EXERCISE PROMPT
Go through the listing and set it down exactly, leaving out its pictures.

INFORMATION GIVEN
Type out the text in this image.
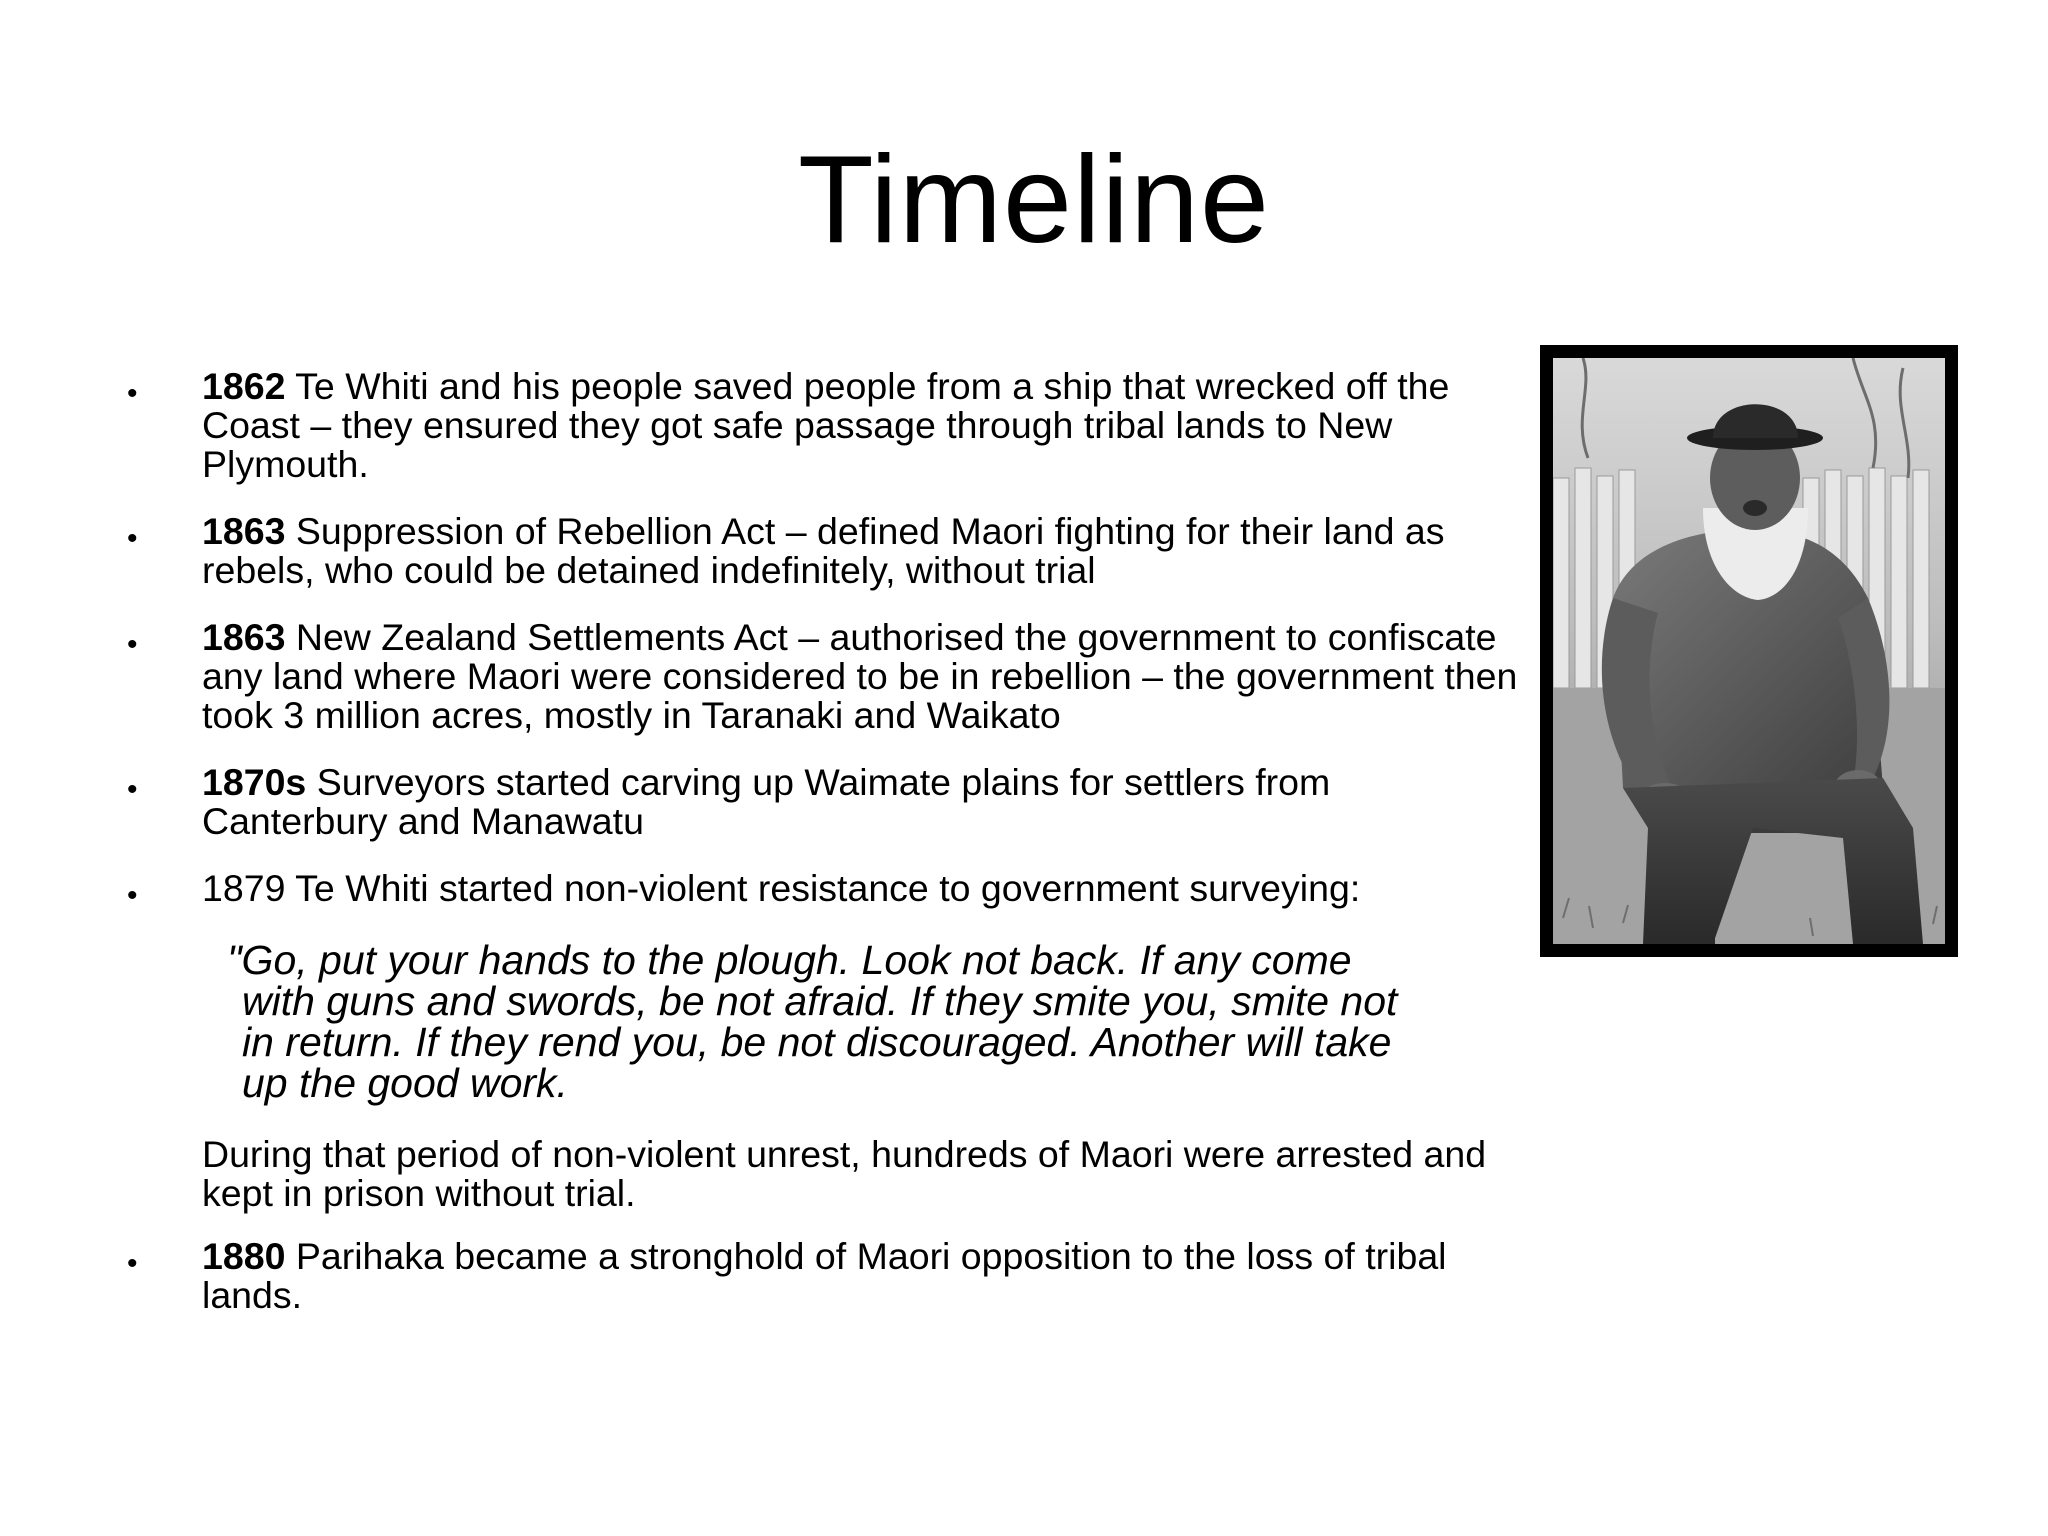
Timeline
• 1862 Te Whiti and his people saved people from a ship that wrecked off the Coast – they ensured they got safe passage through tribal lands to New Plymouth.
• 1863 Suppression of Rebellion Act – defined Maori fighting for their land as rebels, who could be detained indefinitely, without trial
• 1863 New Zealand Settlements Act – authorised the government to confiscate any land where Maori were considered to be in rebellion – the government then took 3 million acres, mostly in Taranaki and Waikato
• 1870s Surveyors started carving up Waimate plains for settlers from Canterbury and Manawatu
• 1879 Te Whiti started non-violent resistance to government surveying:
"Go, put your hands to the plough. Look not back. If any come
with guns and swords, be not afraid. If they smite you, smite not
in return. If they rend you, be not discouraged. Another will take
up the good work.
During that period of non-violent unrest, hundreds of Maori were arrested and kept in prison without trial.
• 1880 Parihaka became a stronghold of Maori opposition to the loss of tribal lands.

THE OUTPUT
Type out the text in this image.
Timeline
• 1862 Te Whiti and his people saved people from a ship that wrecked off the Coast – they ensured they got safe passage through tribal lands to New Plymouth.
• 1863 Suppression of Rebellion Act – defined Maori fighting for their land as rebels, who could be detained indefinitely, without trial
• 1863 New Zealand Settlements Act – authorised the government to confiscate any land where Maori were considered to be in rebellion – the government then took 3 million acres, mostly in Taranaki and Waikato
• 1870s Surveyors started carving up Waimate plains for settlers from Canterbury and Manawatu
• 1879 Te Whiti started non-violent resistance to government surveying:
"Go, put your hands to the plough. Look not back. If any come
with guns and swords, be not afraid. If they smite you, smite not
in return. If they rend you, be not discouraged. Another will take
up the good work.
During that period of non-violent unrest, hundreds of Maori were arrested and kept in prison without trial.
• 1880 Parihaka became a stronghold of Maori opposition to the loss of tribal lands.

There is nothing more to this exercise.